## Given exercise 1
Convert the records, from their first line through the line holding "data-point xyxy=(183,214,188,220)", inclusive, into a Markdown table with the columns Row and Line, leaving out blank lines.

I had the chance to join a press roundtable interview during Anthony Mackie’s visit in Miami to promote the much anticipated Captain America 2: The Winter Soldier which opens this Friday April 4th. The following are some questions asked by fellow press outlets.
Talk to us a little more about your character, Sam Wilson
I play Sam Wilson, who eventually becomes The Falcon, basically he’s a military vet who works at a VA counseling soldiers who are returning back from war and dealing with PTSD. The movie opens with he and Captain America meeting and basically bonding on the idea that they are two soldiers coming back from war and they are trying to reacclimatize themselves into society and how difficult that is and he is the one character in the movie that doesn’t really want anything from Cap and he thinks it’s actually pretty cool that he gets to meet Captain America. It’s funny when you look at their relationship, he’s intrigued by him, he’s fascinated with him. He looks at him like he’s Lebron James [laughs]. I feel like if you look at Sam, he’s kind of the audience’s eyes and ears into the movie because he is a regular guy who has now himself surrounded by superheroes.
As an actor, how do you personally feel about bringing The Falcon into the silver screen as Marvel’s first African-American superhero?

## Extracted information

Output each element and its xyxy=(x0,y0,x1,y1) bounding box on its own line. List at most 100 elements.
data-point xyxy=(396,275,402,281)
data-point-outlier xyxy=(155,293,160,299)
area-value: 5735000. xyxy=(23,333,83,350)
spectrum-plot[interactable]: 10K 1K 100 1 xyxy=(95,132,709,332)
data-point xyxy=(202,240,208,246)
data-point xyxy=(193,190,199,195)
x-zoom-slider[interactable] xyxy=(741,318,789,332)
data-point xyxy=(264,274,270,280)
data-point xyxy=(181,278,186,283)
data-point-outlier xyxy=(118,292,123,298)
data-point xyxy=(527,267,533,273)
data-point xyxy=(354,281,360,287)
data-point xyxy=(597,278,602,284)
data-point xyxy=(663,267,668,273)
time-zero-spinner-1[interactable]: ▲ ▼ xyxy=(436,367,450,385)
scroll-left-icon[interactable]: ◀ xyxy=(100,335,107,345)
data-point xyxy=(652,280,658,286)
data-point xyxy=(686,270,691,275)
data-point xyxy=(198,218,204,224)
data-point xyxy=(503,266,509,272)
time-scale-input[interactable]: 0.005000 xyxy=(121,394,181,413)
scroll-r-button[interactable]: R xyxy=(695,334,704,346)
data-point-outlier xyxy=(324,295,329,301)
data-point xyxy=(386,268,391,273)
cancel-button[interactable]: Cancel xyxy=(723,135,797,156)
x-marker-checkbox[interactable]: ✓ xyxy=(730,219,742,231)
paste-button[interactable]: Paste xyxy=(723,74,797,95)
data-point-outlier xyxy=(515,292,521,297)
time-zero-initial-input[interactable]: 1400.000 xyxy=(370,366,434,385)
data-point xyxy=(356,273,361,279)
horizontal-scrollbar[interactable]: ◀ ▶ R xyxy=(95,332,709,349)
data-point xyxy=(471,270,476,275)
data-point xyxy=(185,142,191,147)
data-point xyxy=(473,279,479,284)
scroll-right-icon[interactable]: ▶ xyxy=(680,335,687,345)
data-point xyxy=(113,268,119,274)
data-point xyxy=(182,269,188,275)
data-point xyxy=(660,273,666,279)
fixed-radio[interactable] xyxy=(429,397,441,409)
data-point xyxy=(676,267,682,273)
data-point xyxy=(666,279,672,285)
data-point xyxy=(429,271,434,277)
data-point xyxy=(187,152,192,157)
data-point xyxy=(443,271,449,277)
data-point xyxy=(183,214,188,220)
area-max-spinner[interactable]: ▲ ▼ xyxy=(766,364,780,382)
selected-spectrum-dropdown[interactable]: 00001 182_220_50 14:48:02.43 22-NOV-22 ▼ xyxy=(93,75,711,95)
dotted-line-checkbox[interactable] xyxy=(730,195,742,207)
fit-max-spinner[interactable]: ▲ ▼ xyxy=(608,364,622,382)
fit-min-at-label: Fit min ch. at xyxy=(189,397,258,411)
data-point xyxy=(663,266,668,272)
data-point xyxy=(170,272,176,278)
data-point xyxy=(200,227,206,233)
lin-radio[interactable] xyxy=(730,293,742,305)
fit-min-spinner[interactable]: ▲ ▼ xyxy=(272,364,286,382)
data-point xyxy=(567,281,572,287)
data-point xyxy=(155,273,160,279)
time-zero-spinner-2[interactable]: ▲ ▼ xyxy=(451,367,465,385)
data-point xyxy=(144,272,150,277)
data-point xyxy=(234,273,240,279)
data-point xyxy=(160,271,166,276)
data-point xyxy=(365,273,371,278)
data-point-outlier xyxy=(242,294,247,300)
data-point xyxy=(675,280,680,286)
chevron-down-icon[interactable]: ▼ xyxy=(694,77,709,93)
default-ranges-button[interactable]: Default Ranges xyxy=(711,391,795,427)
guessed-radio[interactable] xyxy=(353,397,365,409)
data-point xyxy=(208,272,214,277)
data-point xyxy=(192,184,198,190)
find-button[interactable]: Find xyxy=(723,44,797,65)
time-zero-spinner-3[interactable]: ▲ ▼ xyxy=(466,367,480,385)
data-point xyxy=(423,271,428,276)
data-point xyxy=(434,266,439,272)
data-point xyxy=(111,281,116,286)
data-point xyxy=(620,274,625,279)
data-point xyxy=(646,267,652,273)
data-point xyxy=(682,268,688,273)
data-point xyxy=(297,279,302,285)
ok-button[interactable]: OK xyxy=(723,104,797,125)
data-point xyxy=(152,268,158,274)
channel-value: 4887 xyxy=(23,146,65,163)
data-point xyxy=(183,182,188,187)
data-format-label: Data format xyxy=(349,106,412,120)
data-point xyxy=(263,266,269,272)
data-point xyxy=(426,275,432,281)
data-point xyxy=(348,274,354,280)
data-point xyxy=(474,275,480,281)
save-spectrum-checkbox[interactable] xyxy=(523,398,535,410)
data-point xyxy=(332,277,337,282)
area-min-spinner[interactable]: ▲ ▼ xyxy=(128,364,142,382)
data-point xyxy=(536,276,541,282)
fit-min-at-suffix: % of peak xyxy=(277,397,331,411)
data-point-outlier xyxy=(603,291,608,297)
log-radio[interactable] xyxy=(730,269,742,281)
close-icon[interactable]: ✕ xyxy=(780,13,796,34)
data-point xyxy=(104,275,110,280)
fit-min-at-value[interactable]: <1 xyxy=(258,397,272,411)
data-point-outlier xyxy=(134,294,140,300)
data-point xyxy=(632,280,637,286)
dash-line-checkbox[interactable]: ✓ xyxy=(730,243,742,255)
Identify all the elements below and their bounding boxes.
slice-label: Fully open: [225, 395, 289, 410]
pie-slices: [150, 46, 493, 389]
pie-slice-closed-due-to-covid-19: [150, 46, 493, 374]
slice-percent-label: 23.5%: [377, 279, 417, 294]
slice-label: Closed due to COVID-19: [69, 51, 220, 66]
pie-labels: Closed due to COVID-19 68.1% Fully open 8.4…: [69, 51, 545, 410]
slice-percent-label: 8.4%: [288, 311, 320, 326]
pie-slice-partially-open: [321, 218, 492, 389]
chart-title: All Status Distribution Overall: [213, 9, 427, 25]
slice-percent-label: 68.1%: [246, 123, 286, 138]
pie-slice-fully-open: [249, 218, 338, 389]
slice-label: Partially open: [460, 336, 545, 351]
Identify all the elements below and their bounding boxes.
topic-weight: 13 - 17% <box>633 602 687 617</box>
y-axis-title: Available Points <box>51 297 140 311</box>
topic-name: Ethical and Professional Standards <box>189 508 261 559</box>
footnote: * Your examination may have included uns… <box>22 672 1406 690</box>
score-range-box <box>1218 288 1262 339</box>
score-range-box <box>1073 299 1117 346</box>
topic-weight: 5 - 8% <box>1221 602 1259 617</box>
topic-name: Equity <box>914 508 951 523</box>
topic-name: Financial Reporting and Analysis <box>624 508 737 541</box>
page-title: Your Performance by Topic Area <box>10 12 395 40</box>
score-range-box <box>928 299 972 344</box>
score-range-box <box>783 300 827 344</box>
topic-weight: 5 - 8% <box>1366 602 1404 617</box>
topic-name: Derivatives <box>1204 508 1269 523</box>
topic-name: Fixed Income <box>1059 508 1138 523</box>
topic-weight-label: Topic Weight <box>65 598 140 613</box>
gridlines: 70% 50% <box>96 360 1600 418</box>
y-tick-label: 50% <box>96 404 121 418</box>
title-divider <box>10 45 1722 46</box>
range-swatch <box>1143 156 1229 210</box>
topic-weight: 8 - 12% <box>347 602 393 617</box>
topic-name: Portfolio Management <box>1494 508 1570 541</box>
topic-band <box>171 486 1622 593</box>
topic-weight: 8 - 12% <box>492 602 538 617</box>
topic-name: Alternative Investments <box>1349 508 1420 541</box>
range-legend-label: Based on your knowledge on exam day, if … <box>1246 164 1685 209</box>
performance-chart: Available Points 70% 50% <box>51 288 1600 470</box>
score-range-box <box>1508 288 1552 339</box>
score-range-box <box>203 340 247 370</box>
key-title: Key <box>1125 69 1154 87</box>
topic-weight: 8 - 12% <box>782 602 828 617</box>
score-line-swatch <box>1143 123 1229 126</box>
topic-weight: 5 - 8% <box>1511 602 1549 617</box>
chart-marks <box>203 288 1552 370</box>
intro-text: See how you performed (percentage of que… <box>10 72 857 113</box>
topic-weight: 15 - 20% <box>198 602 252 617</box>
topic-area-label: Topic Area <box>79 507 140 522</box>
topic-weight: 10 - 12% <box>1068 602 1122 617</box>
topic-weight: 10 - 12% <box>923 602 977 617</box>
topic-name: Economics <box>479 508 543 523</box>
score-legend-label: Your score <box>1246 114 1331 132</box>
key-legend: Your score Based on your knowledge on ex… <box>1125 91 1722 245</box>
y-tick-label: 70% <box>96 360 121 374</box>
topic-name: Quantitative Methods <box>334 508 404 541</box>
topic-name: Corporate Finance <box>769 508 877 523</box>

## Given exercise 2
For each statement, say yes or no on whether it agrees with the Anthony Mackie interview, and quote the words that decide it. (a) Sam Wilson works at a VA counseling soldiers returning from war. (b) The roundtable interview took place in New York. (c) Sam Wilson wants something from Captain America.

## Exercise result 1
| Row | Line |
|---|---|
| 1 | Output each element and its xyxy=(x0,y0,x1,y1) bounding box on its own line. List at most 100 elements. |
| 2 | data-point xyxy=(396,275,402,281) |
| 3 | data-point-outlier xyxy=(155,293,160,299) |
| 4 | area-value: 5735000. xyxy=(23,333,83,350) |
| 5 | spectrum-plot[interactable]: 10K 1K 100 1 xyxy=(95,132,709,332) |
| 6 | data-point xyxy=(202,240,208,246) |
| 7 | data-point xyxy=(193,190,199,195) |
| 8 | x-zoom-slider[interactable] xyxy=(741,318,789,332) |
| 9 | data-point xyxy=(264,274,270,280) |
| 10 | data-point xyxy=(181,278,186,283) |
| 11 | data-point-outlier xyxy=(118,292,123,298) |
| 12 | data-point xyxy=(527,267,533,273) |
| 13 | data-point xyxy=(354,281,360,287) |
| 14 | data-point xyxy=(597,278,602,284) |
| 15 | data-point xyxy=(663,267,668,273) |
| 16 | time-zero-spinner-1[interactable]: ▲ ▼ xyxy=(436,367,450,385) |
| 17 | scroll-left-icon[interactable]: ◀ xyxy=(100,335,107,345) |
| 18 | data-point xyxy=(652,280,658,286) |
| 19 | data-point xyxy=(686,270,691,275) |
| 20 | data-point xyxy=(198,218,204,224) |
| 21 | data-point xyxy=(503,266,509,272) |
| 22 | time-scale-input[interactable]: 0.005000 xyxy=(121,394,181,413) |
| 23 | scroll-r-button[interactable]: R xyxy=(695,334,704,346) |
| 24 | data-point-outlier xyxy=(324,295,329,301) |
| 25 | data-point xyxy=(386,268,391,273) |
| 26 | cancel-button[interactable]: Cancel xyxy=(723,135,797,156) |
| 27 | x-marker-checkbox[interactable]: ✓ xyxy=(730,219,742,231) |
| 28 | paste-button[interactable]: Paste xyxy=(723,74,797,95) |
| 29 | data-point-outlier xyxy=(515,292,521,297) |
| 30 | time-zero-initial-input[interactable]: 1400.000 xyxy=(370,366,434,385) |
| 31 | data-point xyxy=(356,273,361,279) |
| 32 | horizontal-scrollbar[interactable]: ◀ ▶ R xyxy=(95,332,709,349) |
| 33 | data-point xyxy=(471,270,476,275) |
| 34 | data-point xyxy=(185,142,191,147) |
| 35 | data-point xyxy=(473,279,479,284) |
| 36 | scroll-right-icon[interactable]: ▶ xyxy=(680,335,687,345) |
| 37 | data-point xyxy=(113,268,119,274) |
| 38 | data-point xyxy=(182,269,188,275) |
| 39 | data-point xyxy=(660,273,666,279) |
| 40 | fixed-radio[interactable] xyxy=(429,397,441,409) |
| 41 | data-point xyxy=(676,267,682,273) |
| 42 | data-point xyxy=(666,279,672,285) |
| 43 | data-point xyxy=(429,271,434,277) |
| 44 | data-point xyxy=(187,152,192,157) |
| 45 | data-point xyxy=(443,271,449,277) |
| 46 | data-point xyxy=(183,214,188,220) |

## Exercise result 2
(a) Yes: "he’s a military vet who works at a VA counseling soldiers who are returning back from war and dealing with PTSD"
(b) No: "during Anthony Mackie’s visit in Miami"
(c) No: "he is the one character in the movie that doesn’t really want anything from Cap"